• [Materials provided]:
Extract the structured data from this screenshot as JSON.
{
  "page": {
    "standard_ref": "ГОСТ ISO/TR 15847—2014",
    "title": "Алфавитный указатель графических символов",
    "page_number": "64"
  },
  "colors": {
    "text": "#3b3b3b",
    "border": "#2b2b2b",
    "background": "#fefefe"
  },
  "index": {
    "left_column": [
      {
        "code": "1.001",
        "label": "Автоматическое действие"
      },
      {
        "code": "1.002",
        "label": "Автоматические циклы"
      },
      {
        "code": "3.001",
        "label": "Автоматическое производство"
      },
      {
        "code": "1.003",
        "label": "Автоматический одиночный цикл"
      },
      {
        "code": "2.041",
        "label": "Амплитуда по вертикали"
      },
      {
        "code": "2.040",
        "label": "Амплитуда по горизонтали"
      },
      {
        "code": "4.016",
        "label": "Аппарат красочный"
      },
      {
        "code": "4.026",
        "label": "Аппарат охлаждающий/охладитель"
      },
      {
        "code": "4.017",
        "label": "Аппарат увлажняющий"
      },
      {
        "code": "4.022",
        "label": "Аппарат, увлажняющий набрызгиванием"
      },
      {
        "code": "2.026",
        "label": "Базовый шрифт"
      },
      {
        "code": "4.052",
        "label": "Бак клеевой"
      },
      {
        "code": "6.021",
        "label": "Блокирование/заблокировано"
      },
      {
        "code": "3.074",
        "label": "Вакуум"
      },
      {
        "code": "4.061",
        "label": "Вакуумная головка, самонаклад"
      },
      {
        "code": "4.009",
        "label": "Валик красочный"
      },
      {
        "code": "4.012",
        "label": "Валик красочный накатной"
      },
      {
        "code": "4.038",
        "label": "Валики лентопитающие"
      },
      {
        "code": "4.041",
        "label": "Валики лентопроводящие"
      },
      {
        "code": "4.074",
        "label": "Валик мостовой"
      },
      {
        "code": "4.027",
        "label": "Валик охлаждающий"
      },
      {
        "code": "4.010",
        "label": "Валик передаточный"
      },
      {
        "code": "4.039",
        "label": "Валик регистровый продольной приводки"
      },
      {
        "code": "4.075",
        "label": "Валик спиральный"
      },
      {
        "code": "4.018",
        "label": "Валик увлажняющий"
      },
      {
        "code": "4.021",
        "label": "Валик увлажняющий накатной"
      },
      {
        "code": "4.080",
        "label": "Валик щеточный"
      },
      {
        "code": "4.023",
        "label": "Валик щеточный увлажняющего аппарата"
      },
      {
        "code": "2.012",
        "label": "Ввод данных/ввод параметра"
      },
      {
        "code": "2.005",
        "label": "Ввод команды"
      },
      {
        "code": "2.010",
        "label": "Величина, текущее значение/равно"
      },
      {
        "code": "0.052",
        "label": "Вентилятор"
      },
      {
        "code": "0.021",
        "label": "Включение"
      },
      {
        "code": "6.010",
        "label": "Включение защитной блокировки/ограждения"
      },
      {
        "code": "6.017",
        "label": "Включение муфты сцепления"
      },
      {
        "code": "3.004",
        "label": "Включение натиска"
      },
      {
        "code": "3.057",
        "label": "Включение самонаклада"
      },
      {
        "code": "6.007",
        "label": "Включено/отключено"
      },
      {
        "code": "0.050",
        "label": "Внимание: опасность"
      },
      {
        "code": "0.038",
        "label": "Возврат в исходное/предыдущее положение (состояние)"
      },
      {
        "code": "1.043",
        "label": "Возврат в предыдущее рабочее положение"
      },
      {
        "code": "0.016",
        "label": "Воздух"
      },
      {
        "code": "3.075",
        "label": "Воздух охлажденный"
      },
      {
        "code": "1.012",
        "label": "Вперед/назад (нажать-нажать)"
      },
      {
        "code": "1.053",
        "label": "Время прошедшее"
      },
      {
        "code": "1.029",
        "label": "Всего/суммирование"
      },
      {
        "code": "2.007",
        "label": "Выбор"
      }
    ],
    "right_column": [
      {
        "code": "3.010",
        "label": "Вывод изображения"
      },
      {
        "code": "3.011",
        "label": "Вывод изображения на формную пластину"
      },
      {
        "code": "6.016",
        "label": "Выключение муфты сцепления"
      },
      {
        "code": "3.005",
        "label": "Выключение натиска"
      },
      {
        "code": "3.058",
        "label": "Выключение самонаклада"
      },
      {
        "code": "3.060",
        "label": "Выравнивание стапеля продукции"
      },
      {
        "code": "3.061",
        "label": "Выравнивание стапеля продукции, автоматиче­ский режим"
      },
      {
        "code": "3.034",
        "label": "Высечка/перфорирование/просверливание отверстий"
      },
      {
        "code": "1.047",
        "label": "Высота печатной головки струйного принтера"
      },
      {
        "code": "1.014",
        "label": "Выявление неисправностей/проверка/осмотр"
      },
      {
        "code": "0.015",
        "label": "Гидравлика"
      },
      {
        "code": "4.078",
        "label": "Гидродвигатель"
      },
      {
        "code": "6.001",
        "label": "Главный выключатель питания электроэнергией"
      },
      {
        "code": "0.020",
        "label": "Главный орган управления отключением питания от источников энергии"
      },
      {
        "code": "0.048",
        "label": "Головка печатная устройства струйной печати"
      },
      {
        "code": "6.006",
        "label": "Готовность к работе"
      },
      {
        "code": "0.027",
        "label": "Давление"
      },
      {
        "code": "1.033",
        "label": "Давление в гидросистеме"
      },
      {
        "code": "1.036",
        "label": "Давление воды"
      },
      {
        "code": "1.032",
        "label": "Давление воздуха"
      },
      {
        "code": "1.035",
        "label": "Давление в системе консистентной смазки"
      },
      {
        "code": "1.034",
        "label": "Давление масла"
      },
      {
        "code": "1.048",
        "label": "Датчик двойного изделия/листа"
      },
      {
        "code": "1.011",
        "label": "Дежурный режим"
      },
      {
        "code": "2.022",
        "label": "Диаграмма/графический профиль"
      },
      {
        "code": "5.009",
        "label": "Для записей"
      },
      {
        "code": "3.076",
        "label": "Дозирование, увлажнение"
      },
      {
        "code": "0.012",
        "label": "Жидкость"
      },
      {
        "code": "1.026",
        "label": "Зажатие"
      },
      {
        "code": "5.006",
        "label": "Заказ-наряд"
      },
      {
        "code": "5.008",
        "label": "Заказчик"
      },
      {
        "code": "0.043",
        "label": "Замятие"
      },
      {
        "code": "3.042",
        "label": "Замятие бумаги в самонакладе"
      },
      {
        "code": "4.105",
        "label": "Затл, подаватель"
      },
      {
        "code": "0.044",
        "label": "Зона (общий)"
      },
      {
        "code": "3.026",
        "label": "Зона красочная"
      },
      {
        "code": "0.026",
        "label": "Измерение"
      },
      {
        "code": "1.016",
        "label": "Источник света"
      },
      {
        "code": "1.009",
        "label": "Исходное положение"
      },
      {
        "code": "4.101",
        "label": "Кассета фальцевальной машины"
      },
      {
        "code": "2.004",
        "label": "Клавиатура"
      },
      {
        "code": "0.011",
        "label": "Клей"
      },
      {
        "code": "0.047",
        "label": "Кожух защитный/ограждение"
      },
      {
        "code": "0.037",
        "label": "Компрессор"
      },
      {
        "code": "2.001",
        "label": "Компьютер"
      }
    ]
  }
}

• [Task goal]: Show, from the listing above, each line that contains the word "Давление".

• [Task answer]:
        "label": "Давление"
        "label": "Давление в гидросистеме"
        "label": "Давление воды"
        "label": "Давление воздуха"
        "label": "Давление в системе консистентной смазки"
        "label": "Давление масла"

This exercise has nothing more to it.